■ **Your objective**
Return all lines with the word "Rilsan" in them.

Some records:
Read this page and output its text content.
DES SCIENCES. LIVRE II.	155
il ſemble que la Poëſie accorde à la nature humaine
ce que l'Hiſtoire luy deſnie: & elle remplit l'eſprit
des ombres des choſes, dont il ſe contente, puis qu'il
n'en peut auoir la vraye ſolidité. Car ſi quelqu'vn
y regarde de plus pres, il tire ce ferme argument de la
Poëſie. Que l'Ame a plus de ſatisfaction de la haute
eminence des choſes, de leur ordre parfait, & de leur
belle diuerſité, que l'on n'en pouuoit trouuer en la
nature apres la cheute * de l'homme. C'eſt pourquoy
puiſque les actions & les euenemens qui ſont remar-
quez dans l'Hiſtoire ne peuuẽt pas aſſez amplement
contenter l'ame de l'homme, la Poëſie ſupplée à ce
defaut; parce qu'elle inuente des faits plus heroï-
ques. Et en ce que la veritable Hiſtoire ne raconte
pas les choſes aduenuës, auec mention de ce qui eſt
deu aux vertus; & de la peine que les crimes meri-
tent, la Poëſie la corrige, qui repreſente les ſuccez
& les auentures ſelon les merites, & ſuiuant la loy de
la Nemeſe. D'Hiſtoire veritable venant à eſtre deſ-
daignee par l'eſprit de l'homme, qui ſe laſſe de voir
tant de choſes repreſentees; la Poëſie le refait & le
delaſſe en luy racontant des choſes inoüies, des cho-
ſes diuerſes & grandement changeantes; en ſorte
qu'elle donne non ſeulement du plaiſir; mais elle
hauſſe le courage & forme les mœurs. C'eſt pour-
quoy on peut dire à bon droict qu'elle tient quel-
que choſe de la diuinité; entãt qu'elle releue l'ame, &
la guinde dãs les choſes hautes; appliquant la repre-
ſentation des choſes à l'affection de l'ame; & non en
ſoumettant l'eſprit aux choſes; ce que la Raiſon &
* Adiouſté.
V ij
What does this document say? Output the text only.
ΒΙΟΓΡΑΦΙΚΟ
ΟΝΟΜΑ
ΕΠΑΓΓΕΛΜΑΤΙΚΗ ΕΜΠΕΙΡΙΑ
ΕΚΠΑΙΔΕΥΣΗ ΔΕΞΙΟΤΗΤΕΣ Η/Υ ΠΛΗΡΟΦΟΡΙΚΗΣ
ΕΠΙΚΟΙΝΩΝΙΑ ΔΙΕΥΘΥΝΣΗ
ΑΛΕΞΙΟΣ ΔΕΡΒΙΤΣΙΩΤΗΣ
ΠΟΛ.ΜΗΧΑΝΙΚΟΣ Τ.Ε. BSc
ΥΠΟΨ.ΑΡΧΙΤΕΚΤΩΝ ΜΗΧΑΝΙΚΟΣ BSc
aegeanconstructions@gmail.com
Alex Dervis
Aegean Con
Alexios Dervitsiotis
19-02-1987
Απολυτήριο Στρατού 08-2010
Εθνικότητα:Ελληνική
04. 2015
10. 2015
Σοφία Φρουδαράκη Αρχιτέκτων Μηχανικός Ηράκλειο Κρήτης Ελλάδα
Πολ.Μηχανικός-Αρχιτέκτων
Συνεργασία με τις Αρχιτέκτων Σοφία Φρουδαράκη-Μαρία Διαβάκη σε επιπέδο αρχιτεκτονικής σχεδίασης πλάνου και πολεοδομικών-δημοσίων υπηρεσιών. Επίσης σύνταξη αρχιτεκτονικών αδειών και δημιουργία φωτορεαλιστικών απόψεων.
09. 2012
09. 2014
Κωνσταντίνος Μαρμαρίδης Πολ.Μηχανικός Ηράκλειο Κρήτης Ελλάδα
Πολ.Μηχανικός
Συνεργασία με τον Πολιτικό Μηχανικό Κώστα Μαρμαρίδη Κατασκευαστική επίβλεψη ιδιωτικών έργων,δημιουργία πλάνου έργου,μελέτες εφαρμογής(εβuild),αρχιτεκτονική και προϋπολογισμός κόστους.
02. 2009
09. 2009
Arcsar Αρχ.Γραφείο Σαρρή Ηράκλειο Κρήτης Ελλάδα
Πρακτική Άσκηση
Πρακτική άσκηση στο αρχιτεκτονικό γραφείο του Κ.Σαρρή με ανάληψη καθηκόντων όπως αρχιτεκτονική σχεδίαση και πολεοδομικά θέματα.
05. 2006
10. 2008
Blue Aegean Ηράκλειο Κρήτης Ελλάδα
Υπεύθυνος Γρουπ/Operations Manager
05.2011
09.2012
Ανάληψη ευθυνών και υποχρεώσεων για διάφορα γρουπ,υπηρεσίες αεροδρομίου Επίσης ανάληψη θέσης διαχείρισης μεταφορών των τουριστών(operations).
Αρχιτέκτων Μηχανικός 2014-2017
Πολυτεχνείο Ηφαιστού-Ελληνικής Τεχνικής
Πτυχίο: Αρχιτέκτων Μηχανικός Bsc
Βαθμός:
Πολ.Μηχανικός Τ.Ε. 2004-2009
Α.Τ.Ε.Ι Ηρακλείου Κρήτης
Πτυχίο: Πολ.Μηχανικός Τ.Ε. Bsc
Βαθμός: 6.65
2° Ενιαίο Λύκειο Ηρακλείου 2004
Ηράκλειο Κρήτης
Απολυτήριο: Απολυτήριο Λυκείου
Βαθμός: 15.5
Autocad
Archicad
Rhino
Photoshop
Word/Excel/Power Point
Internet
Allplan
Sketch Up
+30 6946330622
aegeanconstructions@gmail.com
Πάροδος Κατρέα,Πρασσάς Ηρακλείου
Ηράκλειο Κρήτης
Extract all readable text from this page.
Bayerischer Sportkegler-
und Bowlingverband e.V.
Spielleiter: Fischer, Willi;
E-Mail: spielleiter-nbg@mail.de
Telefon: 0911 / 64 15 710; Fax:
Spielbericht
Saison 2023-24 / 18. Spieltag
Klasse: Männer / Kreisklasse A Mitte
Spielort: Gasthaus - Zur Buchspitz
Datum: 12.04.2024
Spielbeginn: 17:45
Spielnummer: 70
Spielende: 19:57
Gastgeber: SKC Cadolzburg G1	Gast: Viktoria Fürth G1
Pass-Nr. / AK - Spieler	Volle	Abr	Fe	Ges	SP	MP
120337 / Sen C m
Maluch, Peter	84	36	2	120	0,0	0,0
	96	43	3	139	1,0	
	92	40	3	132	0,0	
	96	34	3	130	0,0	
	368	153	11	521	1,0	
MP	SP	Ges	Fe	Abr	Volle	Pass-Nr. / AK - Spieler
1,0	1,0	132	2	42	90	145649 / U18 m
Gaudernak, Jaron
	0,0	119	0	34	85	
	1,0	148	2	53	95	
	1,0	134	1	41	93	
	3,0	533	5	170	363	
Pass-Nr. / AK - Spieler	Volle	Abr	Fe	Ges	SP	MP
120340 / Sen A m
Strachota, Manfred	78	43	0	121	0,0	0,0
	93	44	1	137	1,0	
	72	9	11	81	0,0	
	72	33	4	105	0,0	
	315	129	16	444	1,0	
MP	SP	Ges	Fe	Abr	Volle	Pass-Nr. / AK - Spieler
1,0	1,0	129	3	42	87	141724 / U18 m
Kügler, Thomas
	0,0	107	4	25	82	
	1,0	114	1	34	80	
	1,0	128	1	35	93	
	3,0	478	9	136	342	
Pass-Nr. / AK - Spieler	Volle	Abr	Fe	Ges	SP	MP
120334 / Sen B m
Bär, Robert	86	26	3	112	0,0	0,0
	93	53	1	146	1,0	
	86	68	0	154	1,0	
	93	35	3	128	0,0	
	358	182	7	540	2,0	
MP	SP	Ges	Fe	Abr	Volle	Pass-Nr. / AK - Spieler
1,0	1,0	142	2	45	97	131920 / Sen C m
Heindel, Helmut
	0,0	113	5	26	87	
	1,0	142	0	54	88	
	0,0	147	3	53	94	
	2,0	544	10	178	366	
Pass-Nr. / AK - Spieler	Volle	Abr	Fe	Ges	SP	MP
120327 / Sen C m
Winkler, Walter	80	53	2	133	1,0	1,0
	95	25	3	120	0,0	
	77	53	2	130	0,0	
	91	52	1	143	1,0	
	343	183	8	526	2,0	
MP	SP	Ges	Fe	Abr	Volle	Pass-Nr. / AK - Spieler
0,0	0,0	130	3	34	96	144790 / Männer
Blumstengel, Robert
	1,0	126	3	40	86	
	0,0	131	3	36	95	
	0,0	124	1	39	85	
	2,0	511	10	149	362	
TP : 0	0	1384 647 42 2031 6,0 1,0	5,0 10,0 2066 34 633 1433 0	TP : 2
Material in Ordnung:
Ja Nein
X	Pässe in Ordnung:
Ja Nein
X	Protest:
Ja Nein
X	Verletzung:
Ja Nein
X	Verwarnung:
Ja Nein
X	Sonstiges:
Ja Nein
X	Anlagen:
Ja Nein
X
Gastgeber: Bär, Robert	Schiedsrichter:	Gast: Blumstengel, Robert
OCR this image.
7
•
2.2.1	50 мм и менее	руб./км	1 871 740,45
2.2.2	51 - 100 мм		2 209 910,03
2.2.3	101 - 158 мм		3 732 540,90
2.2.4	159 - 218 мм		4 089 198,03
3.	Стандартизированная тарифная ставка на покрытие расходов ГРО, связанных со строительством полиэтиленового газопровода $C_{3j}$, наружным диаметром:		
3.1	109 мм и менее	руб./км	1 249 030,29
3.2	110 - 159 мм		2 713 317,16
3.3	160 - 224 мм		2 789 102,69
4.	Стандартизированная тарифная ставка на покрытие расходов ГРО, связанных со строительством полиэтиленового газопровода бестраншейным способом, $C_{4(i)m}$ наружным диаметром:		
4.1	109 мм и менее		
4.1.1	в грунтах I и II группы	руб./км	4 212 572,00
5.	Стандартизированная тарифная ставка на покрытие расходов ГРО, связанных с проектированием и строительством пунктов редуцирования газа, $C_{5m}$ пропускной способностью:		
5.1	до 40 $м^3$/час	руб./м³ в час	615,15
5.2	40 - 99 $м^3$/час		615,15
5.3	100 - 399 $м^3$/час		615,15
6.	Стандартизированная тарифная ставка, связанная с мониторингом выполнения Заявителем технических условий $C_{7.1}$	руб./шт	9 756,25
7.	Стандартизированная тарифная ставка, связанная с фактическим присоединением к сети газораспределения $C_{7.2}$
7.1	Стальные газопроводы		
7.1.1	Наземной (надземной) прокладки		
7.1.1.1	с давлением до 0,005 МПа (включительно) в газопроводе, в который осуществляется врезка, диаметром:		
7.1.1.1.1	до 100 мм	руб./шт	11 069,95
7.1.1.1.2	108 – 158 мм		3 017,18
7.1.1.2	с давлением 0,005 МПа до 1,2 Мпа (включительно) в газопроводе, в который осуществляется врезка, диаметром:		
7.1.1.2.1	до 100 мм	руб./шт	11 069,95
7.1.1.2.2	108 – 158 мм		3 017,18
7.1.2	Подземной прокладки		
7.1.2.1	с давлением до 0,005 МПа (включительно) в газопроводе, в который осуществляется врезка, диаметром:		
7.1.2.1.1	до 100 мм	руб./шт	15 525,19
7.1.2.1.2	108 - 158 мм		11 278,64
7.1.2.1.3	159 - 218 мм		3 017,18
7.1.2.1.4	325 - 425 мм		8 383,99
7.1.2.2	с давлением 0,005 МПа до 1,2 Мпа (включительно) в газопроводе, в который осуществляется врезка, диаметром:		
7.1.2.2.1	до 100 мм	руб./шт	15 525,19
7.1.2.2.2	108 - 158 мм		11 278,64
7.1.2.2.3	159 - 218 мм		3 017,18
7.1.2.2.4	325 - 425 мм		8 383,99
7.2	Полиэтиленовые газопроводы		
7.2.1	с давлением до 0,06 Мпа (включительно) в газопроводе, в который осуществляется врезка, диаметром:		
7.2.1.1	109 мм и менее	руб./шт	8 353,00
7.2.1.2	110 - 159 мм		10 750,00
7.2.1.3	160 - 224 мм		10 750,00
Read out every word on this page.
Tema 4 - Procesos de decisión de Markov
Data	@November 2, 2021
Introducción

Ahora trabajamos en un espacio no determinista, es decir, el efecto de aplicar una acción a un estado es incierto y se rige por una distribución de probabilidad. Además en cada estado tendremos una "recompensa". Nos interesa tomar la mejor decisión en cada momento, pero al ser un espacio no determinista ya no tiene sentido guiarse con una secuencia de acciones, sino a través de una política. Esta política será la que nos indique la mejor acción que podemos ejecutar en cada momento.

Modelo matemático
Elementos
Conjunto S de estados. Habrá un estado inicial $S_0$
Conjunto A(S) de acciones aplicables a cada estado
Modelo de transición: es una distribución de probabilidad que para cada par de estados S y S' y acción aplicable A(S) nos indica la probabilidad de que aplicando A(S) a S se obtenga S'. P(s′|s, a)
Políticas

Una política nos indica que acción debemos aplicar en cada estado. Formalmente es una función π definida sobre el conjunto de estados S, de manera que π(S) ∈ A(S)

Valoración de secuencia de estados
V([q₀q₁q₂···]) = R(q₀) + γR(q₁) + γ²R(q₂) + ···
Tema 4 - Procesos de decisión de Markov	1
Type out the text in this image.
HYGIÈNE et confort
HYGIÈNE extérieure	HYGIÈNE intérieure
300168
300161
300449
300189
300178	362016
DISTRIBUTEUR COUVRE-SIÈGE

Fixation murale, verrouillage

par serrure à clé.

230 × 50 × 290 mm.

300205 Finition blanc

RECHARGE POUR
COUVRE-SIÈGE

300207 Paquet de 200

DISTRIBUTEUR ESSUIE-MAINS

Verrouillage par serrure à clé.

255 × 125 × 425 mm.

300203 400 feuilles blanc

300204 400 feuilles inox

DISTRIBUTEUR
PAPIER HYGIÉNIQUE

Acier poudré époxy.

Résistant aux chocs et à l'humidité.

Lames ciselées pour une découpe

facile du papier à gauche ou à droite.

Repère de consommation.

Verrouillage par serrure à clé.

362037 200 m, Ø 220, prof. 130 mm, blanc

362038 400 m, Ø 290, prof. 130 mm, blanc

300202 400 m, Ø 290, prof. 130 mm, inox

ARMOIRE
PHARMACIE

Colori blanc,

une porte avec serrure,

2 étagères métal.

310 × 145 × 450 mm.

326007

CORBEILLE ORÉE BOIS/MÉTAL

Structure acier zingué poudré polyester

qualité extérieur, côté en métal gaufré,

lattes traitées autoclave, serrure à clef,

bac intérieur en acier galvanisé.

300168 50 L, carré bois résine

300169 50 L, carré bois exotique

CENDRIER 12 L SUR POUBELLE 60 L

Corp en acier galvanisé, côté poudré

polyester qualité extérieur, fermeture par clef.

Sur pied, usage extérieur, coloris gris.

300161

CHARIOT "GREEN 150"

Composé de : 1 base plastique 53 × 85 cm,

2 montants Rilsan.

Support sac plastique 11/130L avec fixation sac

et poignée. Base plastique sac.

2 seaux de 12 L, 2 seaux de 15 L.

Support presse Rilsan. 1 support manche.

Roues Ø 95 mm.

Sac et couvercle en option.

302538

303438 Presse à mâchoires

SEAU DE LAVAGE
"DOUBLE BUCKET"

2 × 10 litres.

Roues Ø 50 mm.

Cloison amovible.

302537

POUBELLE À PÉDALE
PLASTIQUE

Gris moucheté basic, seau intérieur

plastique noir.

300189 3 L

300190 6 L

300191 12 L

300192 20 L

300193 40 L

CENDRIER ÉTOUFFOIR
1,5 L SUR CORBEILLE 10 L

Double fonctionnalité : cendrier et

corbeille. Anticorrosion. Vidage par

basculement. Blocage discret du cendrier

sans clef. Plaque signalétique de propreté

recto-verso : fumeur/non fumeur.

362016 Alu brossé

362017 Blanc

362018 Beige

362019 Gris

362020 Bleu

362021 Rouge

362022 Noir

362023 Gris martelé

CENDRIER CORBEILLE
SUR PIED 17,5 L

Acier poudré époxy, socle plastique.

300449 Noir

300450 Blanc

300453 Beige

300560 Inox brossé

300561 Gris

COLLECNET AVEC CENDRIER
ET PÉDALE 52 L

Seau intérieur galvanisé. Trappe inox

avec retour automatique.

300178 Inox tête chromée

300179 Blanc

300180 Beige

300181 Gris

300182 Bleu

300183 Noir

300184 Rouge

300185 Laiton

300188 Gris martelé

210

■ **Solution to the problem**
2 montants Rilsan.
Support presse Rilsan. 1 support manche.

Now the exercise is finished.